------ GIVEN RECORDS

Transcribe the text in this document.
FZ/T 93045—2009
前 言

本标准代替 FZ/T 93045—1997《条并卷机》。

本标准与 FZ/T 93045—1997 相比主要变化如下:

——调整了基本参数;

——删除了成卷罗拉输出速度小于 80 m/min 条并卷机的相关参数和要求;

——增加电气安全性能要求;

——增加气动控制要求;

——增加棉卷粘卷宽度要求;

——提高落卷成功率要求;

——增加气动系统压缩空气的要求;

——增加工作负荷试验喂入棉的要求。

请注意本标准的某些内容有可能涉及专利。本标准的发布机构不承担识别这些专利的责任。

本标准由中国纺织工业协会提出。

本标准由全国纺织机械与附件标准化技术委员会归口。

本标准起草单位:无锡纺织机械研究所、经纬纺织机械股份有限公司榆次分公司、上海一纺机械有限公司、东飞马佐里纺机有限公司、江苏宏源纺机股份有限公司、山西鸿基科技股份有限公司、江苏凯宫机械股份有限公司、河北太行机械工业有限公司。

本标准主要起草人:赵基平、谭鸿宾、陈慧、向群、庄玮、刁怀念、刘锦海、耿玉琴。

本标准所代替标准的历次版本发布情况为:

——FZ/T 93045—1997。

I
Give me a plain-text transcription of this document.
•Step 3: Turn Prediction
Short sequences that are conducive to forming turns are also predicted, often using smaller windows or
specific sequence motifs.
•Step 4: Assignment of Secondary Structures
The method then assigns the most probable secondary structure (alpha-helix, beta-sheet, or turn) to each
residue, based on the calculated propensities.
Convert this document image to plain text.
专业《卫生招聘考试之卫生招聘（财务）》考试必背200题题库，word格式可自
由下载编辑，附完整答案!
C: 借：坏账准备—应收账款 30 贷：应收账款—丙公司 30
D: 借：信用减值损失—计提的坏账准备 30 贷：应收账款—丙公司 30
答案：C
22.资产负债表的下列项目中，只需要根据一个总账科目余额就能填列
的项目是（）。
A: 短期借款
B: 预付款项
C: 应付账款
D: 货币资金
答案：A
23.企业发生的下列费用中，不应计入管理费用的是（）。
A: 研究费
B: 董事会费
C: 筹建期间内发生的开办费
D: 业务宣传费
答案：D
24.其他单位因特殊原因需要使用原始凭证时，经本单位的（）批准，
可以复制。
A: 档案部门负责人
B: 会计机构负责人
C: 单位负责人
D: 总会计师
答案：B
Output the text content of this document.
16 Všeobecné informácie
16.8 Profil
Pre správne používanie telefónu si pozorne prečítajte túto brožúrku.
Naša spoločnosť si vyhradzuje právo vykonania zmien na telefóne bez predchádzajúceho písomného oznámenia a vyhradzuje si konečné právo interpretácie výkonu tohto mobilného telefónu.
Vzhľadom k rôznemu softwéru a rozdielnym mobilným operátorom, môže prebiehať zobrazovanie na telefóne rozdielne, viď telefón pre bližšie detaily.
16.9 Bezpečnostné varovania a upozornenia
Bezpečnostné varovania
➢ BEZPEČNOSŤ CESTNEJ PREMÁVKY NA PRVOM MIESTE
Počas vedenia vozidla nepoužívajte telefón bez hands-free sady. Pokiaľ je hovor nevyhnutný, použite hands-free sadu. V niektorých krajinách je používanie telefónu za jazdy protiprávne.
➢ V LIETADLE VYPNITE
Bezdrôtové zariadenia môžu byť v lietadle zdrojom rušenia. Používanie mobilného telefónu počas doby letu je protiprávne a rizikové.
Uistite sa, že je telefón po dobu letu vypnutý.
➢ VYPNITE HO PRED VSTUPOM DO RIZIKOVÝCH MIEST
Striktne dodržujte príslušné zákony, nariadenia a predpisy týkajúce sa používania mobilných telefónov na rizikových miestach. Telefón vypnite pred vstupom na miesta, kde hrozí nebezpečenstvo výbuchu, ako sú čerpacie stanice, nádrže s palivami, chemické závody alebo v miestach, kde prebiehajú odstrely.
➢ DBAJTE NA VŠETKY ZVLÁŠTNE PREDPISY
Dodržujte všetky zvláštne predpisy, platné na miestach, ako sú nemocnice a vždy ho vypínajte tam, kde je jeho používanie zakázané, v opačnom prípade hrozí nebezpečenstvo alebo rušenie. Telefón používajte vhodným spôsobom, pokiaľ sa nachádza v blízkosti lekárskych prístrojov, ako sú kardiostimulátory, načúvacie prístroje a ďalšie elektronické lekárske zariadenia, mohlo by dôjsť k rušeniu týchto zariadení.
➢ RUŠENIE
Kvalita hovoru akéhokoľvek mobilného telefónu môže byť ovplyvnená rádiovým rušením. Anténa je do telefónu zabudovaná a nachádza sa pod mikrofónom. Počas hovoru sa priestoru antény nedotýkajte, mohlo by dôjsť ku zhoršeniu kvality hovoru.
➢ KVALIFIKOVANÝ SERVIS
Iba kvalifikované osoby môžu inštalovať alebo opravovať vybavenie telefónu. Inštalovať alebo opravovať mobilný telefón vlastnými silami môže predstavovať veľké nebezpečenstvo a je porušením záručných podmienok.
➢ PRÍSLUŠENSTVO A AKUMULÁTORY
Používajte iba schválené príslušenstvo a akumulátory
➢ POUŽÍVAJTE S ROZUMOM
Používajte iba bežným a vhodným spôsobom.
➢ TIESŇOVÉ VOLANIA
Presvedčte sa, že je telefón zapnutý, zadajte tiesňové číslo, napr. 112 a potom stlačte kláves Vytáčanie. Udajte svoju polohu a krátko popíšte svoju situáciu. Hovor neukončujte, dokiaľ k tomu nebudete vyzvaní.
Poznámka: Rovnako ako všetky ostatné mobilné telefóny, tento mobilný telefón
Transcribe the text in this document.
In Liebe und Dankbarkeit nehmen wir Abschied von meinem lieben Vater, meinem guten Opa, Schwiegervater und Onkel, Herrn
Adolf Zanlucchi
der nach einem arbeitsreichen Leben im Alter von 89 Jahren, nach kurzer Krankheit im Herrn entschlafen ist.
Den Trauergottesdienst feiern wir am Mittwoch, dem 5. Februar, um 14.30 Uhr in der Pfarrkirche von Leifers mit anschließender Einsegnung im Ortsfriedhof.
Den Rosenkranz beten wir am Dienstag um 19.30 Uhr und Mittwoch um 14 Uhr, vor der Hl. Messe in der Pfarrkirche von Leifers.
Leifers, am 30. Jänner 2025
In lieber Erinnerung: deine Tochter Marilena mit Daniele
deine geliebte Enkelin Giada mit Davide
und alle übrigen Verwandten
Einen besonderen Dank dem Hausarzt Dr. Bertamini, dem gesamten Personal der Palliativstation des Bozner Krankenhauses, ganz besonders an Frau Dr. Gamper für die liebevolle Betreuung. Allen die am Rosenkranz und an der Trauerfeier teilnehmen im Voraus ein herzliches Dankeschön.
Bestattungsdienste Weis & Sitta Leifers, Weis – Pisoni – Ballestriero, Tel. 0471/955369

------------

Give all the records again. Match them exactly.

● RESPONSE:
Transcribe the text in this document.
FZ/T 93045—2009
前 言

本标准代替 FZ/T 93045—1997《条并卷机》。

本标准与 FZ/T 93045—1997 相比主要变化如下:

——调整了基本参数;

——删除了成卷罗拉输出速度小于 80 m/min 条并卷机的相关参数和要求;

——增加电气安全性能要求;

——增加气动控制要求;

——增加棉卷粘卷宽度要求;

——提高落卷成功率要求;

——增加气动系统压缩空气的要求;

——增加工作负荷试验喂入棉的要求。

请注意本标准的某些内容有可能涉及专利。本标准的发布机构不承担识别这些专利的责任。

本标准由中国纺织工业协会提出。

本标准由全国纺织机械与附件标准化技术委员会归口。

本标准起草单位:无锡纺织机械研究所、经纬纺织机械股份有限公司榆次分公司、上海一纺机械有限公司、东飞马佐里纺机有限公司、江苏宏源纺机股份有限公司、山西鸿基科技股份有限公司、江苏凯宫机械股份有限公司、河北太行机械工业有限公司。

本标准主要起草人:赵基平、谭鸿宾、陈慧、向群、庄玮、刁怀念、刘锦海、耿玉琴。

本标准所代替标准的历次版本发布情况为:

——FZ/T 93045—1997。

I
Give me a plain-text transcription of this document.
•Step 3: Turn Prediction
Short sequences that are conducive to forming turns are also predicted, often using smaller windows or
specific sequence motifs.
•Step 4: Assignment of Secondary Structures
The method then assigns the most probable secondary structure (alpha-helix, beta-sheet, or turn) to each
residue, based on the calculated propensities.
Convert this document image to plain text.
专业《卫生招聘考试之卫生招聘（财务）》考试必背200题题库，word格式可自
由下载编辑，附完整答案!
C: 借：坏账准备—应收账款 30 贷：应收账款—丙公司 30
D: 借：信用减值损失—计提的坏账准备 30 贷：应收账款—丙公司 30
答案：C
22.资产负债表的下列项目中，只需要根据一个总账科目余额就能填列
的项目是（）。
A: 短期借款
B: 预付款项
C: 应付账款
D: 货币资金
答案：A
23.企业发生的下列费用中，不应计入管理费用的是（）。
A: 研究费
B: 董事会费
C: 筹建期间内发生的开办费
D: 业务宣传费
答案：D
24.其他单位因特殊原因需要使用原始凭证时，经本单位的（）批准，
可以复制。
A: 档案部门负责人
B: 会计机构负责人
C: 单位负责人
D: 总会计师
答案：B
Output the text content of this document.
16 Všeobecné informácie
16.8 Profil
Pre správne používanie telefónu si pozorne prečítajte túto brožúrku.
Naša spoločnosť si vyhradzuje právo vykonania zmien na telefóne bez predchádzajúceho písomného oznámenia a vyhradzuje si konečné právo interpretácie výkonu tohto mobilného telefónu.
Vzhľadom k rôznemu softwéru a rozdielnym mobilným operátorom, môže prebiehať zobrazovanie na telefóne rozdielne, viď telefón pre bližšie detaily.
16.9 Bezpečnostné varovania a upozornenia
Bezpečnostné varovania
➢ BEZPEČNOSŤ CESTNEJ PREMÁVKY NA PRVOM MIESTE
Počas vedenia vozidla nepoužívajte telefón bez hands-free sady. Pokiaľ je hovor nevyhnutný, použite hands-free sadu. V niektorých krajinách je používanie telefónu za jazdy protiprávne.
➢ V LIETADLE VYPNITE
Bezdrôtové zariadenia môžu byť v lietadle zdrojom rušenia. Používanie mobilného telefónu počas doby letu je protiprávne a rizikové.
Uistite sa, že je telefón po dobu letu vypnutý.
➢ VYPNITE HO PRED VSTUPOM DO RIZIKOVÝCH MIEST
Striktne dodržujte príslušné zákony, nariadenia a predpisy týkajúce sa používania mobilných telefónov na rizikových miestach. Telefón vypnite pred vstupom na miesta, kde hrozí nebezpečenstvo výbuchu, ako sú čerpacie stanice, nádrže s palivami, chemické závody alebo v miestach, kde prebiehajú odstrely.
➢ DBAJTE NA VŠETKY ZVLÁŠTNE PREDPISY
Dodržujte všetky zvláštne predpisy, platné na miestach, ako sú nemocnice a vždy ho vypínajte tam, kde je jeho používanie zakázané, v opačnom prípade hrozí nebezpečenstvo alebo rušenie. Telefón používajte vhodným spôsobom, pokiaľ sa nachádza v blízkosti lekárskych prístrojov, ako sú kardiostimulátory, načúvacie prístroje a ďalšie elektronické lekárske zariadenia, mohlo by dôjsť k rušeniu týchto zariadení.
➢ RUŠENIE
Kvalita hovoru akéhokoľvek mobilného telefónu môže byť ovplyvnená rádiovým rušením. Anténa je do telefónu zabudovaná a nachádza sa pod mikrofónom. Počas hovoru sa priestoru antény nedotýkajte, mohlo by dôjsť ku zhoršeniu kvality hovoru.
➢ KVALIFIKOVANÝ SERVIS
Iba kvalifikované osoby môžu inštalovať alebo opravovať vybavenie telefónu. Inštalovať alebo opravovať mobilný telefón vlastnými silami môže predstavovať veľké nebezpečenstvo a je porušením záručných podmienok.
➢ PRÍSLUŠENSTVO A AKUMULÁTORY
Používajte iba schválené príslušenstvo a akumulátory
➢ POUŽÍVAJTE S ROZUMOM
Používajte iba bežným a vhodným spôsobom.
➢ TIESŇOVÉ VOLANIA
Presvedčte sa, že je telefón zapnutý, zadajte tiesňové číslo, napr. 112 a potom stlačte kláves Vytáčanie. Udajte svoju polohu a krátko popíšte svoju situáciu. Hovor neukončujte, dokiaľ k tomu nebudete vyzvaní.
Poznámka: Rovnako ako všetky ostatné mobilné telefóny, tento mobilný telefón
Transcribe the text in this document.
In Liebe und Dankbarkeit nehmen wir Abschied von meinem lieben Vater, meinem guten Opa, Schwiegervater und Onkel, Herrn
Adolf Zanlucchi
der nach einem arbeitsreichen Leben im Alter von 89 Jahren, nach kurzer Krankheit im Herrn entschlafen ist.
Den Trauergottesdienst feiern wir am Mittwoch, dem 5. Februar, um 14.30 Uhr in der Pfarrkirche von Leifers mit anschließender Einsegnung im Ortsfriedhof.
Den Rosenkranz beten wir am Dienstag um 19.30 Uhr und Mittwoch um 14 Uhr, vor der Hl. Messe in der Pfarrkirche von Leifers.
Leifers, am 30. Jänner 2025
In lieber Erinnerung: deine Tochter Marilena mit Daniele
deine geliebte Enkelin Giada mit Davide
und alle übrigen Verwandten
Einen besonderen Dank dem Hausarzt Dr. Bertamini, dem gesamten Personal der Palliativstation des Bozner Krankenhauses, ganz besonders an Frau Dr. Gamper für die liebevolle Betreuung. Allen die am Rosenkranz und an der Trauerfeier teilnehmen im Voraus ein herzliches Dankeschön.
Bestattungsdienste Weis & Sitta Leifers, Weis – Pisoni – Ballestriero, Tel. 0471/955369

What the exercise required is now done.